[What to work on]
Print all the records exactly, please.

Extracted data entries
------------------------
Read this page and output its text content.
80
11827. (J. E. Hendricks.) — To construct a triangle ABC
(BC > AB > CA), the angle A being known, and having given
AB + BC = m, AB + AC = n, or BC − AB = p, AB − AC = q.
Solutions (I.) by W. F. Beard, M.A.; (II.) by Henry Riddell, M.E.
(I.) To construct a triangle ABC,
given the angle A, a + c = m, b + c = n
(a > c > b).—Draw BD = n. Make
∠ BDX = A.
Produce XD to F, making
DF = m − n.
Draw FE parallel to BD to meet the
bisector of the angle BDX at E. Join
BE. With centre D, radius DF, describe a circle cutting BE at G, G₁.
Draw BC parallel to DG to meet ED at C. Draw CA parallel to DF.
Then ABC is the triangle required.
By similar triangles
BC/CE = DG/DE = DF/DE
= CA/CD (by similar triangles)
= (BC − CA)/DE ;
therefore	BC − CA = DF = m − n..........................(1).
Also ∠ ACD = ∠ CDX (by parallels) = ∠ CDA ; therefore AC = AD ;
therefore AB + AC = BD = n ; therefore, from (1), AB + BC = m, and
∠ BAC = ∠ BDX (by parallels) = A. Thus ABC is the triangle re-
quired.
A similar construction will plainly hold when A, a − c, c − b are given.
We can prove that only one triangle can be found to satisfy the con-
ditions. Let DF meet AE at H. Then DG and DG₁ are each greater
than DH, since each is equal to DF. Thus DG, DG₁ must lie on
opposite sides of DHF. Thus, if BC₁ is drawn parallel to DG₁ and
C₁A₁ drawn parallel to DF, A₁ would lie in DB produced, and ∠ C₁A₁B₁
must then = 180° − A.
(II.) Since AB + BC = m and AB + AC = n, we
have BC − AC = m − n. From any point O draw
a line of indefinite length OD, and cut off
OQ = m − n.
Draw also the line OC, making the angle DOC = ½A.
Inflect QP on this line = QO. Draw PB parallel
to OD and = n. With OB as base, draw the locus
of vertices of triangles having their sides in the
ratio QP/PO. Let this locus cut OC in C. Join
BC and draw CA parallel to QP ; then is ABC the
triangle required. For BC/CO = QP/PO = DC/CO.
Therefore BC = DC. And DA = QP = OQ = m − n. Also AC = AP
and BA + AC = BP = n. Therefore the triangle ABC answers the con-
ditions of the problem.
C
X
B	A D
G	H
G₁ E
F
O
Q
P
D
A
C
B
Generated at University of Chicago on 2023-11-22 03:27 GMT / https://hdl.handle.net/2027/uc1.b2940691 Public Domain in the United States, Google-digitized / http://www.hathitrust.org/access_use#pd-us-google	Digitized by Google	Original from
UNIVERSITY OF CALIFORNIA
------------------------
[Problem solution]
Read this page and output its text content.
80
11827. (J. E. Hendricks.) — To construct a triangle ABC
(BC > AB > CA), the angle A being known, and having given
AB + BC = m, AB + AC = n, or BC − AB = p, AB − AC = q.
Solutions (I.) by W. F. Beard, M.A.; (II.) by Henry Riddell, M.E.
(I.) To construct a triangle ABC,
given the angle A, a + c = m, b + c = n
(a > c > b).—Draw BD = n. Make
∠ BDX = A.
Produce XD to F, making
DF = m − n.
Draw FE parallel to BD to meet the
bisector of the angle BDX at E. Join
BE. With centre D, radius DF, describe a circle cutting BE at G, G₁.
Draw BC parallel to DG to meet ED at C. Draw CA parallel to DF.
Then ABC is the triangle required.
By similar triangles
BC/CE = DG/DE = DF/DE
= CA/CD (by similar triangles)
= (BC − CA)/DE ;
therefore	BC − CA = DF = m − n..........................(1).
Also ∠ ACD = ∠ CDX (by parallels) = ∠ CDA ; therefore AC = AD ;
therefore AB + AC = BD = n ; therefore, from (1), AB + BC = m, and
∠ BAC = ∠ BDX (by parallels) = A. Thus ABC is the triangle re-
quired.
A similar construction will plainly hold when A, a − c, c − b are given.
We can prove that only one triangle can be found to satisfy the con-
ditions. Let DF meet AE at H. Then DG and DG₁ are each greater
than DH, since each is equal to DF. Thus DG, DG₁ must lie on
opposite sides of DHF. Thus, if BC₁ is drawn parallel to DG₁ and
C₁A₁ drawn parallel to DF, A₁ would lie in DB produced, and ∠ C₁A₁B₁
must then = 180° − A.
(II.) Since AB + BC = m and AB + AC = n, we
have BC − AC = m − n. From any point O draw
a line of indefinite length OD, and cut off
OQ = m − n.
Draw also the line OC, making the angle DOC = ½A.
Inflect QP on this line = QO. Draw PB parallel
to OD and = n. With OB as base, draw the locus
of vertices of triangles having their sides in the
ratio QP/PO. Let this locus cut OC in C. Join
BC and draw CA parallel to QP ; then is ABC the
triangle required. For BC/CO = QP/PO = DC/CO.
Therefore BC = DC. And DA = QP = OQ = m − n. Also AC = AP
and BA + AC = BP = n. Therefore the triangle ABC answers the con-
ditions of the problem.
C
X
B	A D
G	H
G₁ E
F
O
Q
P
D
A
C
B
Generated at University of Chicago on 2023-11-22 03:27 GMT / https://hdl.handle.net/2027/uc1.b2940691 Public Domain in the United States, Google-digitized / http://www.hathitrust.org/access_use#pd-us-google	Digitized by Google	Original from
UNIVERSITY OF CALIFORNIA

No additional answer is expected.